**EXERCISE INPUTS**
↓

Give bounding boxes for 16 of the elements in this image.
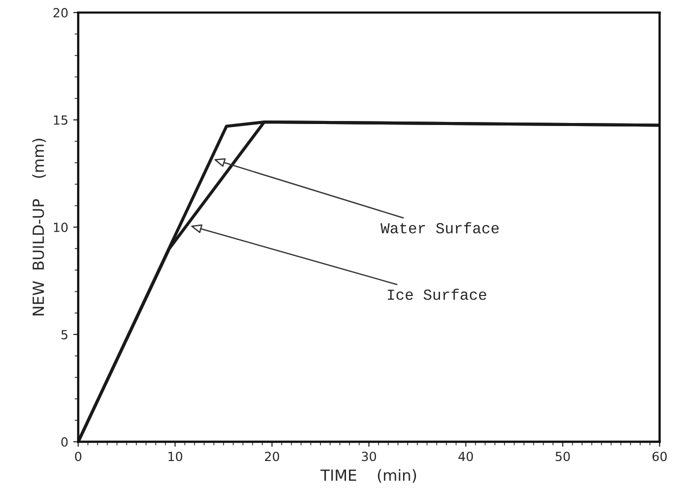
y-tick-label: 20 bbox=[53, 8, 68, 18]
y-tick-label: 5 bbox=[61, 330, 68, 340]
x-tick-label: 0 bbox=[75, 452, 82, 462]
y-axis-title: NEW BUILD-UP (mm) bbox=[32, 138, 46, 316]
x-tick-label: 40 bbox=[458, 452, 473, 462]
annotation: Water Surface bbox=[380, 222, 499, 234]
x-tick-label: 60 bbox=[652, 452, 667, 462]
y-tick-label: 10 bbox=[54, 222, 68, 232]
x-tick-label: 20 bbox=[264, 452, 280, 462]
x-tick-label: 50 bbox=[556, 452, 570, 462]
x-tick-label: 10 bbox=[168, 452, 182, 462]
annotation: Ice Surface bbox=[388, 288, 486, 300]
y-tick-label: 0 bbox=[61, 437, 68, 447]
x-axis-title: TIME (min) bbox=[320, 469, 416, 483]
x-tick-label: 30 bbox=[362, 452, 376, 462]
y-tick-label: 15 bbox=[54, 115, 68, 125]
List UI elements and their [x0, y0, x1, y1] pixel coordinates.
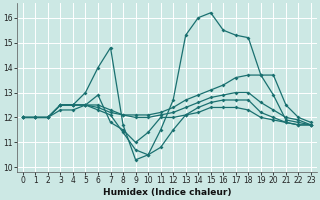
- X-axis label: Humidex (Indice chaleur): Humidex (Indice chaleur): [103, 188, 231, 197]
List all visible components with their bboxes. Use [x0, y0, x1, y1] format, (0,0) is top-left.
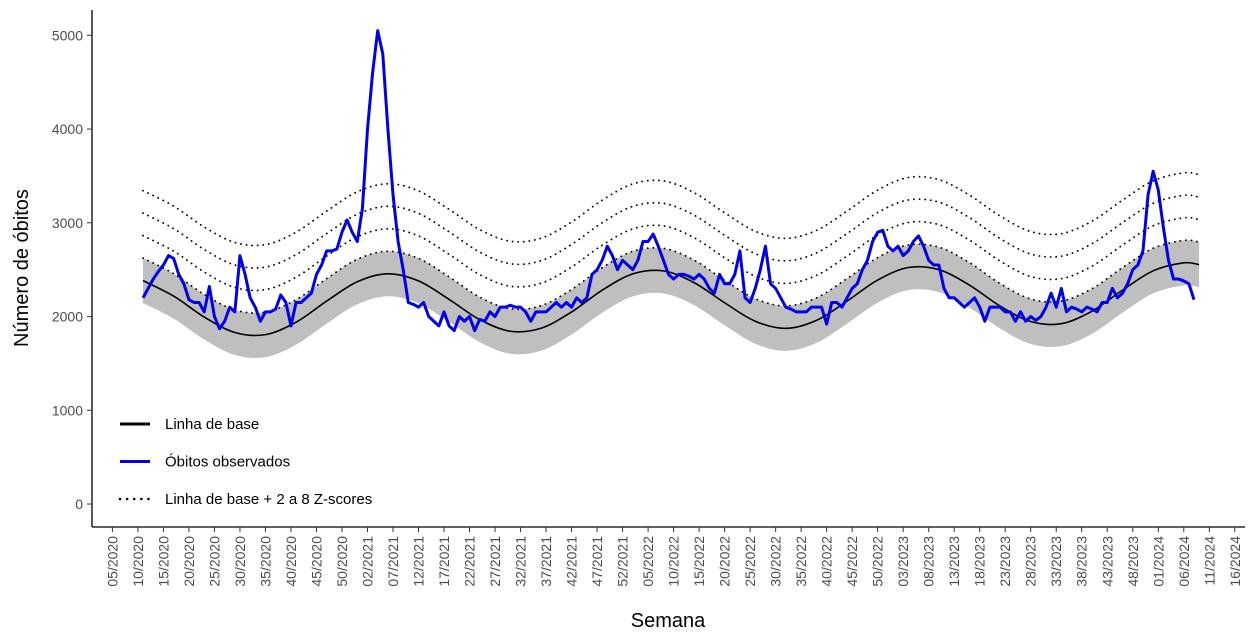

↑
↓

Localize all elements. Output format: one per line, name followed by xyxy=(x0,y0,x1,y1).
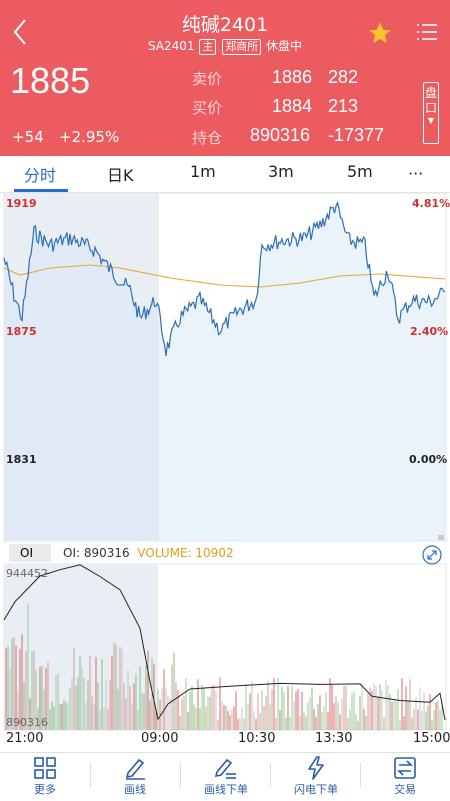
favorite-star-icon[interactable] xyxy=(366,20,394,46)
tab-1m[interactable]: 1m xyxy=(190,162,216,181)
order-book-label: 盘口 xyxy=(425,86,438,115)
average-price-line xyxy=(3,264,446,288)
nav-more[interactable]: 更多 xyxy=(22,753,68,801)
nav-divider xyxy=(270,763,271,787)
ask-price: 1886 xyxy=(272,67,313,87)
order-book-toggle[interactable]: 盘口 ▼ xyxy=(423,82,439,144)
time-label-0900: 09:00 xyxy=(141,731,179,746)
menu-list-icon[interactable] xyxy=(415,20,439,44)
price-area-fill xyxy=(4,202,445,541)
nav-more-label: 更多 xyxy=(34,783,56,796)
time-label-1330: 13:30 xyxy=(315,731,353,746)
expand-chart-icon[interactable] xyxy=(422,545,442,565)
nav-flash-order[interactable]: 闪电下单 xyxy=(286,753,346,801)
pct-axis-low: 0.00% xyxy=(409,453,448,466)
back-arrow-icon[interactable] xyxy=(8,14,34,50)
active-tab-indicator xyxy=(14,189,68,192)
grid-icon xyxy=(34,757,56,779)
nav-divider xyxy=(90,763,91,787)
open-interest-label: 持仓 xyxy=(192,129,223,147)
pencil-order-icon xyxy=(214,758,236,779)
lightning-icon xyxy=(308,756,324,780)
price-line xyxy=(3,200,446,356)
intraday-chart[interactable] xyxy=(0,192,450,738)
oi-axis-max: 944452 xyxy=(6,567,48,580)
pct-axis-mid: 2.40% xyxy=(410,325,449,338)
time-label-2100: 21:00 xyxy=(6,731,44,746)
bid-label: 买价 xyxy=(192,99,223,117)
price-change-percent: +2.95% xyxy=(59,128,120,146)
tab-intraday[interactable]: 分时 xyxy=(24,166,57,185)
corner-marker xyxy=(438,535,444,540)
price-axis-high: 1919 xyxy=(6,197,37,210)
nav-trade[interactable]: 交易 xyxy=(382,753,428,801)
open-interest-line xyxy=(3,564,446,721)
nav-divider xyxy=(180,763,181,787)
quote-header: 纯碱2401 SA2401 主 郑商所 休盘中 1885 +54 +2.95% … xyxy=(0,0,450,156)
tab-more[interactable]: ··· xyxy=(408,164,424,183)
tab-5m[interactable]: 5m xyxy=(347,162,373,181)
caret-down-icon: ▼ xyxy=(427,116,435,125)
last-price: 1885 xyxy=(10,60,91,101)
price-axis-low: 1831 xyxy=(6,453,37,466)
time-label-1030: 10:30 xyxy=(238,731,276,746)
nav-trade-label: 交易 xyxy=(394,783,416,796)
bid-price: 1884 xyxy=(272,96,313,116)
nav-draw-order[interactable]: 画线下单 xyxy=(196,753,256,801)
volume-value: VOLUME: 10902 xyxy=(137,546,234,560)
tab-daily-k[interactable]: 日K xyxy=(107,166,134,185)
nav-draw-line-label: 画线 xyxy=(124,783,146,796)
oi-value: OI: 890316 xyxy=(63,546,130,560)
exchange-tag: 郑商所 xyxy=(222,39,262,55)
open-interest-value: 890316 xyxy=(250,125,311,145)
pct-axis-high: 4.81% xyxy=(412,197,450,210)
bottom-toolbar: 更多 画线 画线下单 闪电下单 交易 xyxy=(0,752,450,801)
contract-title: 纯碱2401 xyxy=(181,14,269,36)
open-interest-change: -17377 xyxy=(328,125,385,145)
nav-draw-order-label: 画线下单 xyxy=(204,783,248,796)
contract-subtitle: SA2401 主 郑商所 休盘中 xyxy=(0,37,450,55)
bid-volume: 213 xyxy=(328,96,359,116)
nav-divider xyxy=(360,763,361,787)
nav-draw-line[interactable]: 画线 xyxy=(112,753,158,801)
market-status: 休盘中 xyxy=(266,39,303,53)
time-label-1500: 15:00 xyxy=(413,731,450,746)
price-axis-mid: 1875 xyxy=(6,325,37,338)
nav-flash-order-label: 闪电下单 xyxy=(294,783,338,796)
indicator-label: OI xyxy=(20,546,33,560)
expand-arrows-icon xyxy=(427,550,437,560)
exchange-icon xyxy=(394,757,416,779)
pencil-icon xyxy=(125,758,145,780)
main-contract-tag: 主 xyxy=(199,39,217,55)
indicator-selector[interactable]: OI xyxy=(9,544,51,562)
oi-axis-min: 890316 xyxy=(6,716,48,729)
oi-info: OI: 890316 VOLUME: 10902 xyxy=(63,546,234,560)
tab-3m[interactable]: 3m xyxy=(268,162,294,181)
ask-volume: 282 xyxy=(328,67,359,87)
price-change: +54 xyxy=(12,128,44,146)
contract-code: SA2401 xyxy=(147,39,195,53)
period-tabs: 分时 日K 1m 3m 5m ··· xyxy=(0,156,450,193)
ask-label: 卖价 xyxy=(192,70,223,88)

↑

**AIM OF THE EXERCISE**
Take the lines from the one with "Localize all elements." up to and including the one with "price-change-percent: +2.95% xyxy=(59,128,120,146)", and swap "nav-divider" for "nav-separator" wherever it appears, keeping everything else the same. Give back only those lines, without the pictures.

**WRITTEN ANSWER**
Localize all elements. Output format: one per line, name followed by xyxy=(x0,y0,x1,y1).
favorite-star-icon[interactable] xyxy=(366,20,394,46)
tab-1m[interactable]: 1m xyxy=(190,162,216,181)
order-book-label: 盘口 xyxy=(425,86,438,115)
average-price-line xyxy=(3,264,446,288)
nav-more[interactable]: 更多 xyxy=(22,753,68,801)
nav-separator xyxy=(270,763,271,787)
ask-price: 1886 xyxy=(272,67,313,87)
order-book-toggle[interactable]: 盘口 ▼ xyxy=(423,82,439,144)
time-label-0900: 09:00 xyxy=(141,731,179,746)
menu-list-icon[interactable] xyxy=(415,20,439,44)
price-area-fill xyxy=(4,202,445,541)
nav-more-label: 更多 xyxy=(34,783,56,796)
time-label-1330: 13:30 xyxy=(315,731,353,746)
expand-chart-icon[interactable] xyxy=(422,545,442,565)
nav-flash-order[interactable]: 闪电下单 xyxy=(286,753,346,801)
pct-axis-low: 0.00% xyxy=(409,453,448,466)
back-arrow-icon[interactable] xyxy=(8,14,34,50)
active-tab-indicator xyxy=(14,189,68,192)
grid-icon xyxy=(34,757,56,779)
nav-separator xyxy=(90,763,91,787)
open-interest-label: 持仓 xyxy=(192,129,223,147)
pencil-order-icon xyxy=(214,758,236,779)
lightning-icon xyxy=(308,756,324,780)
price-line xyxy=(3,200,446,356)
intraday-chart[interactable] xyxy=(0,192,450,738)
oi-axis-max: 944452 xyxy=(6,567,48,580)
pct-axis-mid: 2.40% xyxy=(410,325,449,338)
time-label-2100: 21:00 xyxy=(6,731,44,746)
bid-label: 买价 xyxy=(192,99,223,117)
price-change-percent: +2.95% xyxy=(59,128,120,146)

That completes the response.